[Records about charts and figures]
┄┄┄┄┄┄

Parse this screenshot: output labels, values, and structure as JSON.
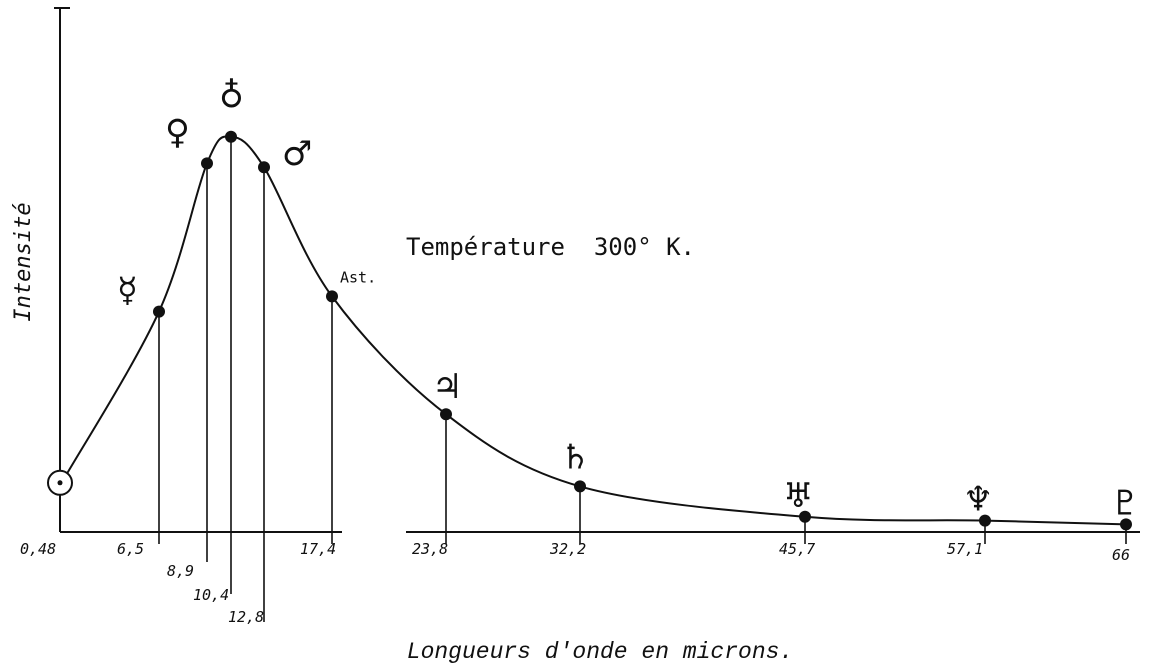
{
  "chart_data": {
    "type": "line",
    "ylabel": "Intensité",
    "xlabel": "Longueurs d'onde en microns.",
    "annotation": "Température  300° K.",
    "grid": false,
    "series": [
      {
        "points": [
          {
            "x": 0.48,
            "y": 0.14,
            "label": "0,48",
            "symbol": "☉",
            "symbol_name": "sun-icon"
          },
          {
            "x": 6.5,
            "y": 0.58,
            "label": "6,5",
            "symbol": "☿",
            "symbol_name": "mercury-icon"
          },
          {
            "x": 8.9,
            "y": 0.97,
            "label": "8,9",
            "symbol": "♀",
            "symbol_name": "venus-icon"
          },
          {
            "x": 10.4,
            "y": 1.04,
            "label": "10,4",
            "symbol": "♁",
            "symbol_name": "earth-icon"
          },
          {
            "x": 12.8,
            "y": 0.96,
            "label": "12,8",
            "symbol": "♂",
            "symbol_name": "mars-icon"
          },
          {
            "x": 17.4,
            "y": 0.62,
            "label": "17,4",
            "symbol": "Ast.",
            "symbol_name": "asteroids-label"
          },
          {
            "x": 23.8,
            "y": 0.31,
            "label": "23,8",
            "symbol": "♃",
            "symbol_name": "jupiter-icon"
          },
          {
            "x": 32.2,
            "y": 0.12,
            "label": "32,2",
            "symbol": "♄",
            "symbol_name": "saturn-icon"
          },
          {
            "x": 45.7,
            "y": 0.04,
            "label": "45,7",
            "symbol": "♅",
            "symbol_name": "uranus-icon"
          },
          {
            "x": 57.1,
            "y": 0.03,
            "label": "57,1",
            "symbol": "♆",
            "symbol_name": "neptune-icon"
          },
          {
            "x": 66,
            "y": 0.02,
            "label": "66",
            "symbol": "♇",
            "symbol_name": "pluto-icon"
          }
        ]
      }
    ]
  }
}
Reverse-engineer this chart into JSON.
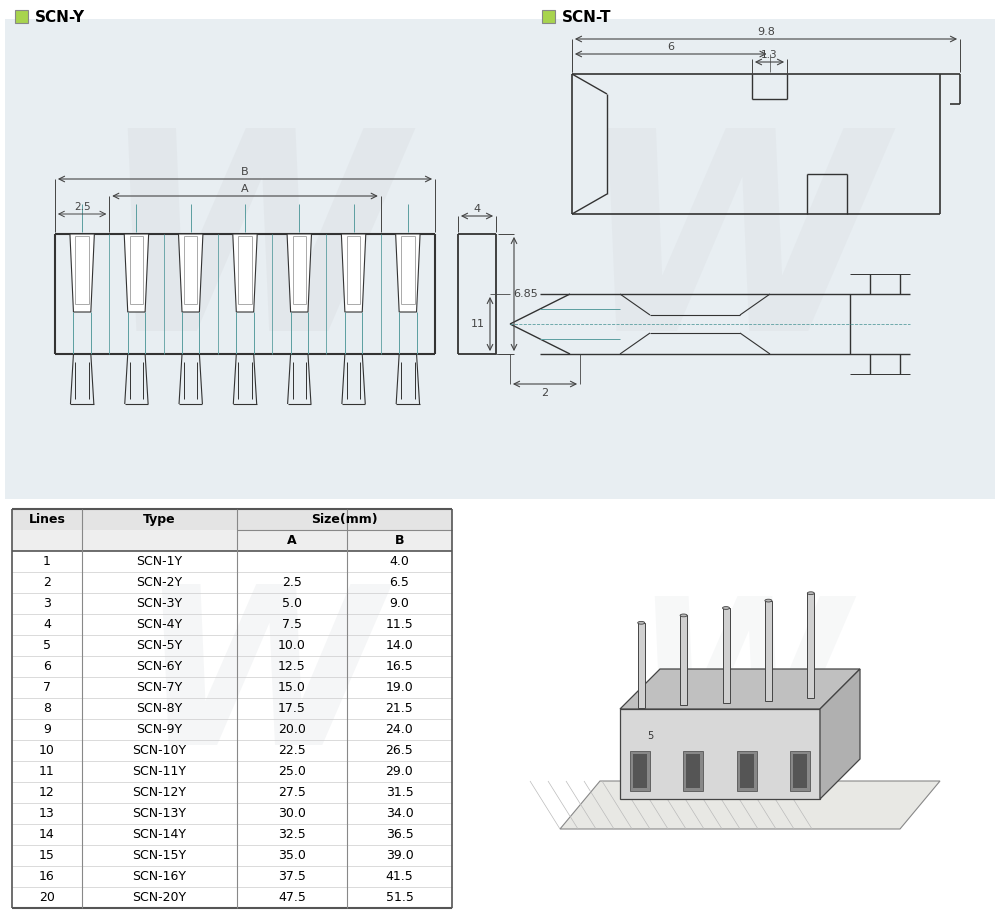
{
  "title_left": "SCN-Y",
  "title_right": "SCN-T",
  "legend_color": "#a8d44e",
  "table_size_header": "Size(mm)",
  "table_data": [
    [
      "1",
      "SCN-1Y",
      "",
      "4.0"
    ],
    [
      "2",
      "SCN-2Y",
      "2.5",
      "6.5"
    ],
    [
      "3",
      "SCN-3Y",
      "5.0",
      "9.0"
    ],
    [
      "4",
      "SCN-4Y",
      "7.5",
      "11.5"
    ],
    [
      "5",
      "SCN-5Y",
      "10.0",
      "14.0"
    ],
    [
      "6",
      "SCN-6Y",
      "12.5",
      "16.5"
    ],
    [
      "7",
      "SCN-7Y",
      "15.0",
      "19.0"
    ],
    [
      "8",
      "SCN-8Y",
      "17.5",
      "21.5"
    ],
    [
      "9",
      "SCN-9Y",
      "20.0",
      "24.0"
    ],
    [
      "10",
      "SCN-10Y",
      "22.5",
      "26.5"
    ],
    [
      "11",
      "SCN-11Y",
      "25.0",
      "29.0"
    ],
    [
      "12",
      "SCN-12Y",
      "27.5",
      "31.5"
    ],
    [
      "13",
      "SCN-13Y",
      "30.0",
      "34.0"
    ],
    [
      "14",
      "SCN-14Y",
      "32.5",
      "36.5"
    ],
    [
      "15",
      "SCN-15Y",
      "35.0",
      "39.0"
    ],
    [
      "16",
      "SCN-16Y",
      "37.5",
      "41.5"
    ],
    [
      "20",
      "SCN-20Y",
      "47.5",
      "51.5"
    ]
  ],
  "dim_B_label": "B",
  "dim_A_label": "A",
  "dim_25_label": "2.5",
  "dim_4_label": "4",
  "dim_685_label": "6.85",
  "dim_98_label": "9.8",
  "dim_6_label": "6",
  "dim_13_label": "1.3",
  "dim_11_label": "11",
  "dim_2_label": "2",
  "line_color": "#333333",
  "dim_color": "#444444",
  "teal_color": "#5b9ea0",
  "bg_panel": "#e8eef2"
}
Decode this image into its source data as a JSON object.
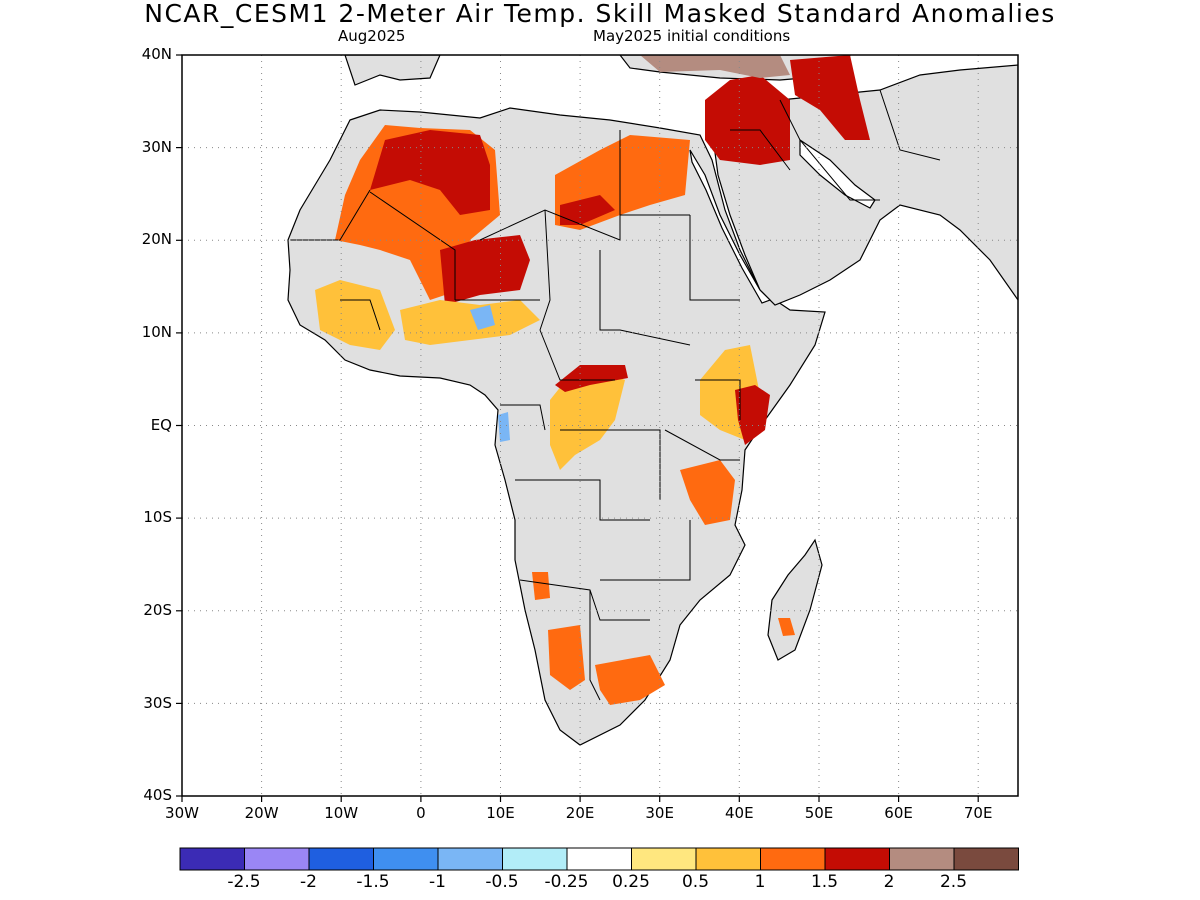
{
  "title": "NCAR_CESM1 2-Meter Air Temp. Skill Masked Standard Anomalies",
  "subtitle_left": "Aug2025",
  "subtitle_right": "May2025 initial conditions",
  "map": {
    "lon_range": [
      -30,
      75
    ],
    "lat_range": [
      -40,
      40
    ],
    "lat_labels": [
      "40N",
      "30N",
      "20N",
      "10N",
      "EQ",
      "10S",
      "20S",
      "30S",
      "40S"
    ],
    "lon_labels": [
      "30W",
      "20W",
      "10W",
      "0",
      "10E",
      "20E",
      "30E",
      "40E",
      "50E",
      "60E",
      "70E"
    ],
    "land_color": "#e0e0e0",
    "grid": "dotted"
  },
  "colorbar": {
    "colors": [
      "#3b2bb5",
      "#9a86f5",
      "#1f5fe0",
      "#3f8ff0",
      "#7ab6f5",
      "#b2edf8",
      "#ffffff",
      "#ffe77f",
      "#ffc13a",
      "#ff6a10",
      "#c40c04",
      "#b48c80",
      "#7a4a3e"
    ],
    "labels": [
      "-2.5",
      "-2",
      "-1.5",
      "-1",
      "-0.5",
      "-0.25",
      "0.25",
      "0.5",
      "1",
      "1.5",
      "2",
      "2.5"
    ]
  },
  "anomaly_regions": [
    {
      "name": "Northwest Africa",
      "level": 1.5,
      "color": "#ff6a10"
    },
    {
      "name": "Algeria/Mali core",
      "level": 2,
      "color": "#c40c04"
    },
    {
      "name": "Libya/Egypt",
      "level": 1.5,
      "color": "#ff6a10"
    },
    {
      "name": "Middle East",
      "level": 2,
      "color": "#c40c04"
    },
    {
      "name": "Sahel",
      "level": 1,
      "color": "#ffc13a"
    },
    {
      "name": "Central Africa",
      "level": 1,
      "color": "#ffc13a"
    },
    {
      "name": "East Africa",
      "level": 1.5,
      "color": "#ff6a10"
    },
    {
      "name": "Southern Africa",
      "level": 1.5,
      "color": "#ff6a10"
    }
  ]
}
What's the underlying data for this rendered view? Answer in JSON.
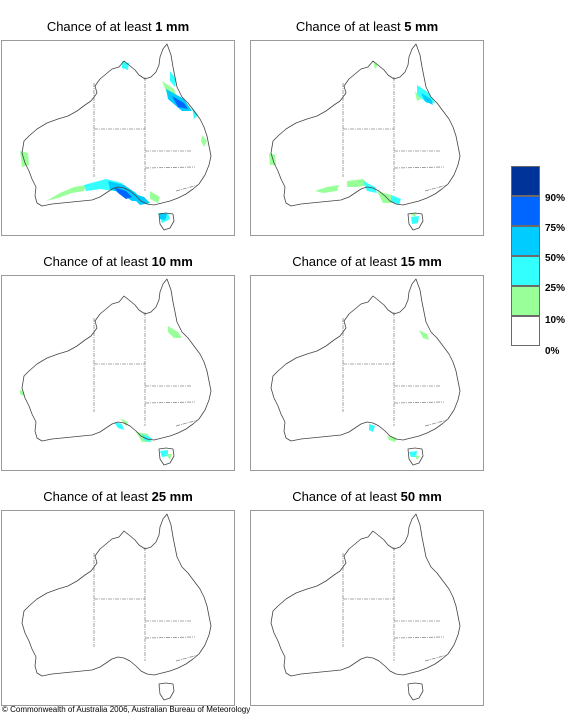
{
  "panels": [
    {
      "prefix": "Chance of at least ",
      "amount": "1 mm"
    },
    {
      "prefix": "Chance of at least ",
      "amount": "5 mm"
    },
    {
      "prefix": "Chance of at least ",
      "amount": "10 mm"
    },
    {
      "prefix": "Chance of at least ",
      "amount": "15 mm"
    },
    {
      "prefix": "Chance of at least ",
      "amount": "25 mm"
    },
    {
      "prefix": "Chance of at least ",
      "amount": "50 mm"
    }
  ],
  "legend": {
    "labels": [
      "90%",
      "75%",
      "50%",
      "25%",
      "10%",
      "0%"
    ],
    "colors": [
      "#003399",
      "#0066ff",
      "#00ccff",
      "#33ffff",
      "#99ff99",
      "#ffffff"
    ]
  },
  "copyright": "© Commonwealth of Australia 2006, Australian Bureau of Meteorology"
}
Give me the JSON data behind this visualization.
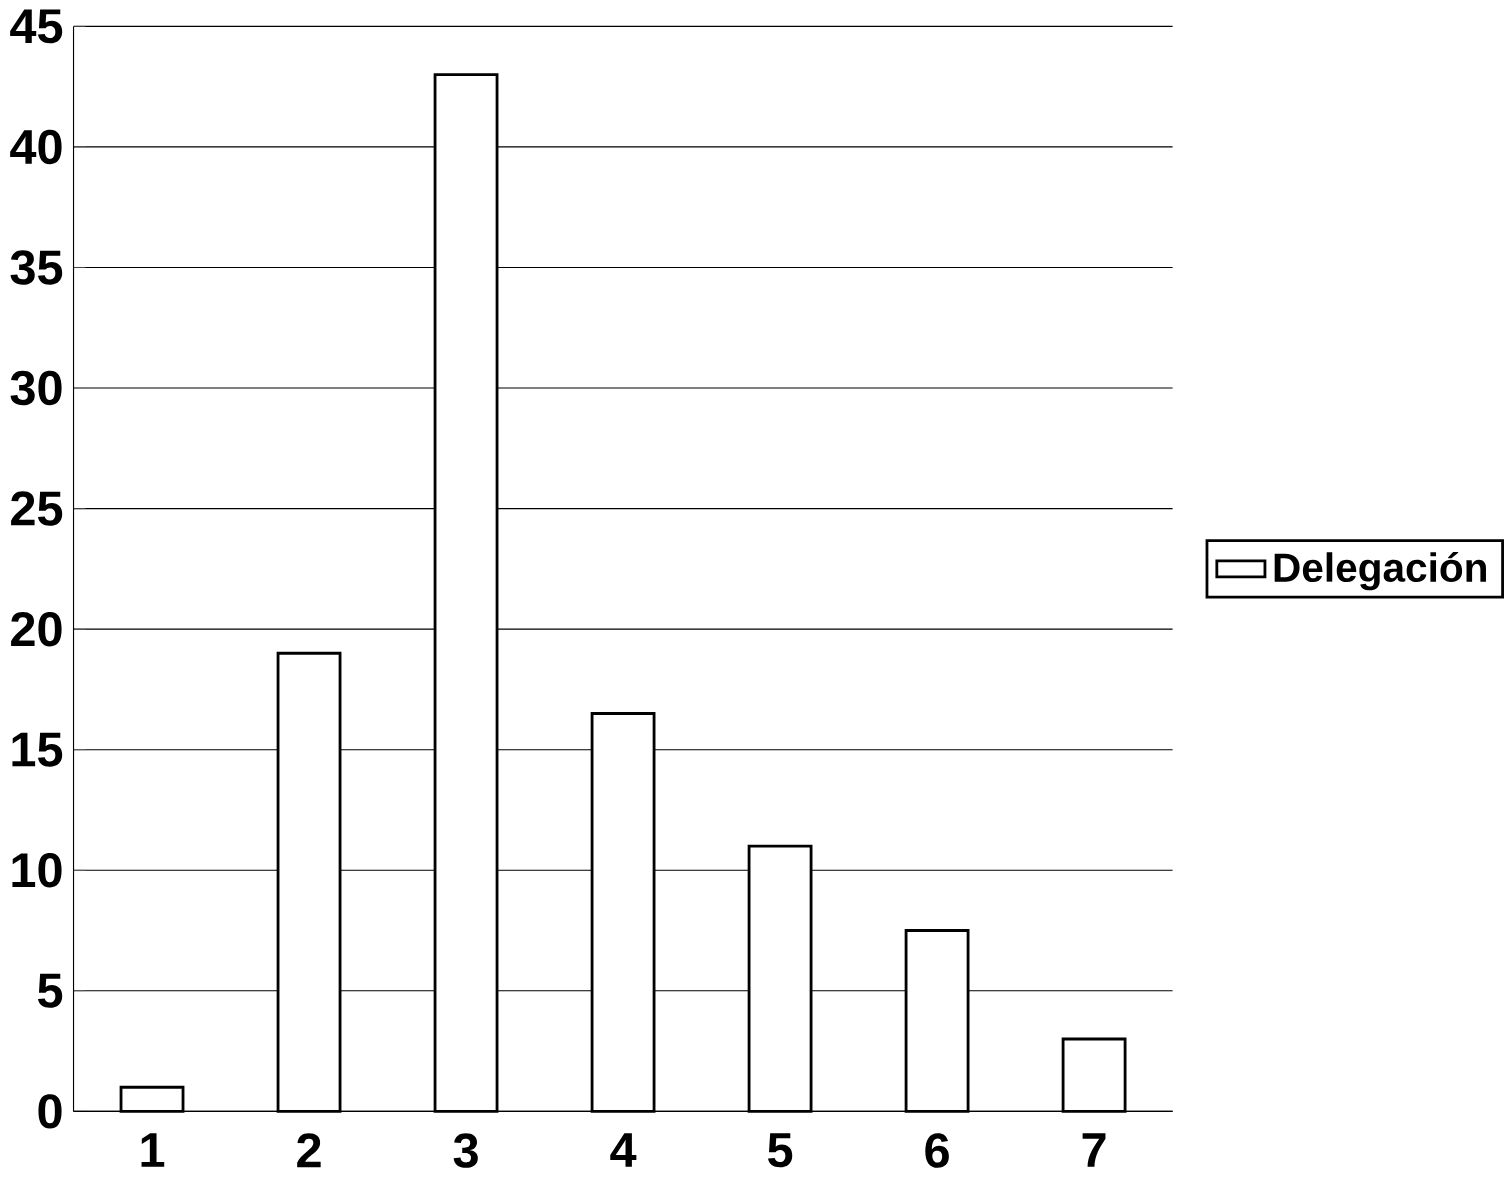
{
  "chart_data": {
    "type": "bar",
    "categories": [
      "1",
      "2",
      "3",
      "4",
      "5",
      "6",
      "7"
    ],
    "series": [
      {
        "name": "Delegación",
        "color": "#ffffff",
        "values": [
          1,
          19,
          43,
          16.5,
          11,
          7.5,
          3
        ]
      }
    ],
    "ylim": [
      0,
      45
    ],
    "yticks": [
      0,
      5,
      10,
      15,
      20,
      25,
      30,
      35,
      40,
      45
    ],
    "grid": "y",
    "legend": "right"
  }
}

┄┄┄┄┄┄

> [Aim of the exercise]
Copy down every line of the material above that includes the string "values".

> [Complete response]
Parse this screenshot: output labels, values, and structure as JSON.
        "values": [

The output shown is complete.